Figure contents as structured data
###

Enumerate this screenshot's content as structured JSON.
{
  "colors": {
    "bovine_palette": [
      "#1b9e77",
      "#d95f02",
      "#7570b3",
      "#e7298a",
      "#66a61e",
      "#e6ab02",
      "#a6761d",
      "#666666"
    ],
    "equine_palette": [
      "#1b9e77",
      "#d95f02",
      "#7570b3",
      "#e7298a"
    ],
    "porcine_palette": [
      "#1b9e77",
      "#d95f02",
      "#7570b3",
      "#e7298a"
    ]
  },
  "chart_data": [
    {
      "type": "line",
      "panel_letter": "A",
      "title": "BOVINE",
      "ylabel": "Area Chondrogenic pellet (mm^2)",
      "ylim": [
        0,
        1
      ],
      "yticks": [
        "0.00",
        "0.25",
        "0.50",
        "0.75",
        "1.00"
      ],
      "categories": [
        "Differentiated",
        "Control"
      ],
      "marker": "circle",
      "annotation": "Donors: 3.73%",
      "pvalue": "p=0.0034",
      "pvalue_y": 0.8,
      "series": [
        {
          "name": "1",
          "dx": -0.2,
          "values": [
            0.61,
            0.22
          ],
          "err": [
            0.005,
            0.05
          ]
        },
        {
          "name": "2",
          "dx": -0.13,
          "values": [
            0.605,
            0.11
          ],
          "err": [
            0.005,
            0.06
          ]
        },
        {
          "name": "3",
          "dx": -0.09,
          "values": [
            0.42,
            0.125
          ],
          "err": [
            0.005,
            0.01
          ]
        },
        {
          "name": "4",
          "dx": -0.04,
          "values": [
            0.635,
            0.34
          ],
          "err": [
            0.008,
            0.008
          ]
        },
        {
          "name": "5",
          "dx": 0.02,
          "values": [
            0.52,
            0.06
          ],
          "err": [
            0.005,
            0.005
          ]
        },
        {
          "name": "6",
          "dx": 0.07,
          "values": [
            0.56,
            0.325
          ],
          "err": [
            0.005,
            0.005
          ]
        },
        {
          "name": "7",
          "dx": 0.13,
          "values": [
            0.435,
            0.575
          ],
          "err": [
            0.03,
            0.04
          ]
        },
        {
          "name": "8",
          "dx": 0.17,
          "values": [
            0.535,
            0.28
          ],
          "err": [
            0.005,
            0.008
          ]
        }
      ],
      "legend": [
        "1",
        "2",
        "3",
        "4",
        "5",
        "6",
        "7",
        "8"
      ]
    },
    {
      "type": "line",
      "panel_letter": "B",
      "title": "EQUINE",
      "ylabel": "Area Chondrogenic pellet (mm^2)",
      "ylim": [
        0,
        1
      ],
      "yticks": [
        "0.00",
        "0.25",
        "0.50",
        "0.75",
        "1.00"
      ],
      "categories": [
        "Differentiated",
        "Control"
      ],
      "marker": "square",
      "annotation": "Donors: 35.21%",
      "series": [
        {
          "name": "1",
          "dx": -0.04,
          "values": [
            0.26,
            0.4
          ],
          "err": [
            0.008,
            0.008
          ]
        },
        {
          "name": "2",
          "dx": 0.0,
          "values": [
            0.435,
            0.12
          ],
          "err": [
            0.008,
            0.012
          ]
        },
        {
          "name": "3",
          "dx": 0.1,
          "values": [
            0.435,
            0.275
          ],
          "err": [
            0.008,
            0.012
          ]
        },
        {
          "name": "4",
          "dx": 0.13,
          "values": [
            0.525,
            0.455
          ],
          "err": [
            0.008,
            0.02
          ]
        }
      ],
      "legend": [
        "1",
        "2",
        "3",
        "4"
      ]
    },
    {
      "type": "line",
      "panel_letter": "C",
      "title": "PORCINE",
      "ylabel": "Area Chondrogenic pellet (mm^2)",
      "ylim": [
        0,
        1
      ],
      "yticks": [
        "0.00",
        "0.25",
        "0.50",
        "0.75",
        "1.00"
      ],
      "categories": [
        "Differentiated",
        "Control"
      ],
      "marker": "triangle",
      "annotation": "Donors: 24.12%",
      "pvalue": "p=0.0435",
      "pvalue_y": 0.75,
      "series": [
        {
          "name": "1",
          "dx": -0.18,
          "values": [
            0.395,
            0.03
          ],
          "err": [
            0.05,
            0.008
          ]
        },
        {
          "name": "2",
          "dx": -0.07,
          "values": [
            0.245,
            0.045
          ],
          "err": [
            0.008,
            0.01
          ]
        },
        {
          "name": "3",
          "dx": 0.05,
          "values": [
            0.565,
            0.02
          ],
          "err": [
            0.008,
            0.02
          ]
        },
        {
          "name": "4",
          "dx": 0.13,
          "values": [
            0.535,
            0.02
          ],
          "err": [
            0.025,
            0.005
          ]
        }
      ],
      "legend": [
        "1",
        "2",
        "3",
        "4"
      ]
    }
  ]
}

###

WHAT TO PRODUCE
Copy out the data shown above without altering anything.

REPLY TO THE EXERCISE
Enumerate this screenshot's content as structured JSON.
{
  "colors": {
    "bovine_palette": [
      "#1b9e77",
      "#d95f02",
      "#7570b3",
      "#e7298a",
      "#66a61e",
      "#e6ab02",
      "#a6761d",
      "#666666"
    ],
    "equine_palette": [
      "#1b9e77",
      "#d95f02",
      "#7570b3",
      "#e7298a"
    ],
    "porcine_palette": [
      "#1b9e77",
      "#d95f02",
      "#7570b3",
      "#e7298a"
    ]
  },
  "chart_data": [
    {
      "type": "line",
      "panel_letter": "A",
      "title": "BOVINE",
      "ylabel": "Area Chondrogenic pellet (mm^2)",
      "ylim": [
        0,
        1
      ],
      "yticks": [
        "0.00",
        "0.25",
        "0.50",
        "0.75",
        "1.00"
      ],
      "categories": [
        "Differentiated",
        "Control"
      ],
      "marker": "circle",
      "annotation": "Donors: 3.73%",
      "pvalue": "p=0.0034",
      "pvalue_y": 0.8,
      "series": [
        {
          "name": "1",
          "dx": -0.2,
          "values": [
            0.61,
            0.22
          ],
          "err": [
            0.005,
            0.05
          ]
        },
        {
          "name": "2",
          "dx": -0.13,
          "values": [
            0.605,
            0.11
          ],
          "err": [
            0.005,
            0.06
          ]
        },
        {
          "name": "3",
          "dx": -0.09,
          "values": [
            0.42,
            0.125
          ],
          "err": [
            0.005,
            0.01
          ]
        },
        {
          "name": "4",
          "dx": -0.04,
          "values": [
            0.635,
            0.34
          ],
          "err": [
            0.008,
            0.008
          ]
        },
        {
          "name": "5",
          "dx": 0.02,
          "values": [
            0.52,
            0.06
          ],
          "err": [
            0.005,
            0.005
          ]
        },
        {
          "name": "6",
          "dx": 0.07,
          "values": [
            0.56,
            0.325
          ],
          "err": [
            0.005,
            0.005
          ]
        },
        {
          "name": "7",
          "dx": 0.13,
          "values": [
            0.435,
            0.575
          ],
          "err": [
            0.03,
            0.04
          ]
        },
        {
          "name": "8",
          "dx": 0.17,
          "values": [
            0.535,
            0.28
          ],
          "err": [
            0.005,
            0.008
          ]
        }
      ],
      "legend": [
        "1",
        "2",
        "3",
        "4",
        "5",
        "6",
        "7",
        "8"
      ]
    },
    {
      "type": "line",
      "panel_letter": "B",
      "title": "EQUINE",
      "ylabel": "Area Chondrogenic pellet (mm^2)",
      "ylim": [
        0,
        1
      ],
      "yticks": [
        "0.00",
        "0.25",
        "0.50",
        "0.75",
        "1.00"
      ],
      "categories": [
        "Differentiated",
        "Control"
      ],
      "marker": "square",
      "annotation": "Donors: 35.21%",
      "series": [
        {
          "name": "1",
          "dx": -0.04,
          "values": [
            0.26,
            0.4
          ],
          "err": [
            0.008,
            0.008
          ]
        },
        {
          "name": "2",
          "dx": 0.0,
          "values": [
            0.435,
            0.12
          ],
          "err": [
            0.008,
            0.012
          ]
        },
        {
          "name": "3",
          "dx": 0.1,
          "values": [
            0.435,
            0.275
          ],
          "err": [
            0.008,
            0.012
          ]
        },
        {
          "name": "4",
          "dx": 0.13,
          "values": [
            0.525,
            0.455
          ],
          "err": [
            0.008,
            0.02
          ]
        }
      ],
      "legend": [
        "1",
        "2",
        "3",
        "4"
      ]
    },
    {
      "type": "line",
      "panel_letter": "C",
      "title": "PORCINE",
      "ylabel": "Area Chondrogenic pellet (mm^2)",
      "ylim": [
        0,
        1
      ],
      "yticks": [
        "0.00",
        "0.25",
        "0.50",
        "0.75",
        "1.00"
      ],
      "categories": [
        "Differentiated",
        "Control"
      ],
      "marker": "triangle",
      "annotation": "Donors: 24.12%",
      "pvalue": "p=0.0435",
      "pvalue_y": 0.75,
      "series": [
        {
          "name": "1",
          "dx": -0.18,
          "values": [
            0.395,
            0.03
          ],
          "err": [
            0.05,
            0.008
          ]
        },
        {
          "name": "2",
          "dx": -0.07,
          "values": [
            0.245,
            0.045
          ],
          "err": [
            0.008,
            0.01
          ]
        },
        {
          "name": "3",
          "dx": 0.05,
          "values": [
            0.565,
            0.02
          ],
          "err": [
            0.008,
            0.02
          ]
        },
        {
          "name": "4",
          "dx": 0.13,
          "values": [
            0.535,
            0.02
          ],
          "err": [
            0.025,
            0.005
          ]
        }
      ],
      "legend": [
        "1",
        "2",
        "3",
        "4"
      ]
    }
  ]
}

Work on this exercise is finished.